### EXERCISE TASK
Images must not appear in your copy; reproduce every other part of the records exactly.

### RECORDS SHOWN

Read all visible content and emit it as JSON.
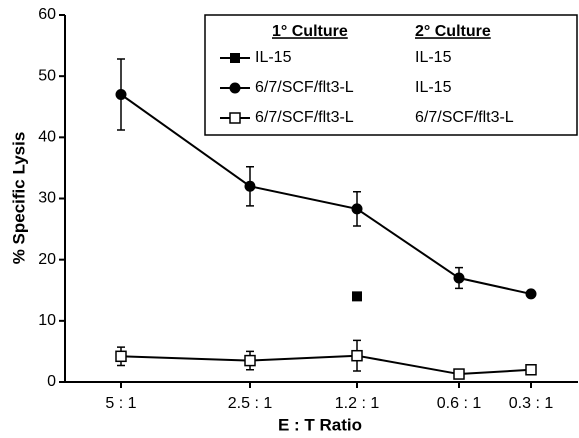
{
  "chart_data": {
    "type": "line",
    "x_label": "E : T Ratio",
    "y_label": "% Specific Lysis",
    "legend_headers": [
      "1° Culture",
      "2° Culture"
    ],
    "categories": [
      "5 : 1",
      "2.5 : 1",
      "1.2 : 1",
      "0.6 : 1",
      "0.3 : 1"
    ],
    "ylim": [
      0,
      60
    ],
    "yticks": [
      0,
      10,
      20,
      30,
      40,
      50,
      60
    ],
    "legend": "upper right",
    "series": [
      {
        "name": "IL-15",
        "secondary": "IL-15",
        "marker": "filled-square",
        "color": "#000000",
        "values": [
          null,
          null,
          14,
          null,
          null
        ]
      },
      {
        "name": "6/7/SCF/flt3-L",
        "secondary": "IL-15",
        "marker": "filled-circle",
        "color": "#000000",
        "values": [
          47,
          32,
          28.3,
          17,
          14.4
        ],
        "errors": [
          5.8,
          3.2,
          2.8,
          1.7,
          0.4
        ]
      },
      {
        "name": "6/7/SCF/flt3-L",
        "secondary": "6/7/SCF/flt3-L",
        "marker": "open-square",
        "color": "#000000",
        "values": [
          4.2,
          3.5,
          4.3,
          1.3,
          2
        ],
        "errors": [
          1.5,
          1.5,
          2.5,
          0.5,
          0.5
        ]
      }
    ]
  }
}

### RESPONSE TO THE TASK
Read all visible content and emit it as JSON.
{
  "chart_data": {
    "type": "line",
    "x_label": "E : T Ratio",
    "y_label": "% Specific Lysis",
    "legend_headers": [
      "1° Culture",
      "2° Culture"
    ],
    "categories": [
      "5 : 1",
      "2.5 : 1",
      "1.2 : 1",
      "0.6 : 1",
      "0.3 : 1"
    ],
    "ylim": [
      0,
      60
    ],
    "yticks": [
      0,
      10,
      20,
      30,
      40,
      50,
      60
    ],
    "legend": "upper right",
    "series": [
      {
        "name": "IL-15",
        "secondary": "IL-15",
        "marker": "filled-square",
        "color": "#000000",
        "values": [
          null,
          null,
          14,
          null,
          null
        ]
      },
      {
        "name": "6/7/SCF/flt3-L",
        "secondary": "IL-15",
        "marker": "filled-circle",
        "color": "#000000",
        "values": [
          47,
          32,
          28.3,
          17,
          14.4
        ],
        "errors": [
          5.8,
          3.2,
          2.8,
          1.7,
          0.4
        ]
      },
      {
        "name": "6/7/SCF/flt3-L",
        "secondary": "6/7/SCF/flt3-L",
        "marker": "open-square",
        "color": "#000000",
        "values": [
          4.2,
          3.5,
          4.3,
          1.3,
          2
        ],
        "errors": [
          1.5,
          1.5,
          2.5,
          0.5,
          0.5
        ]
      }
    ]
  }
}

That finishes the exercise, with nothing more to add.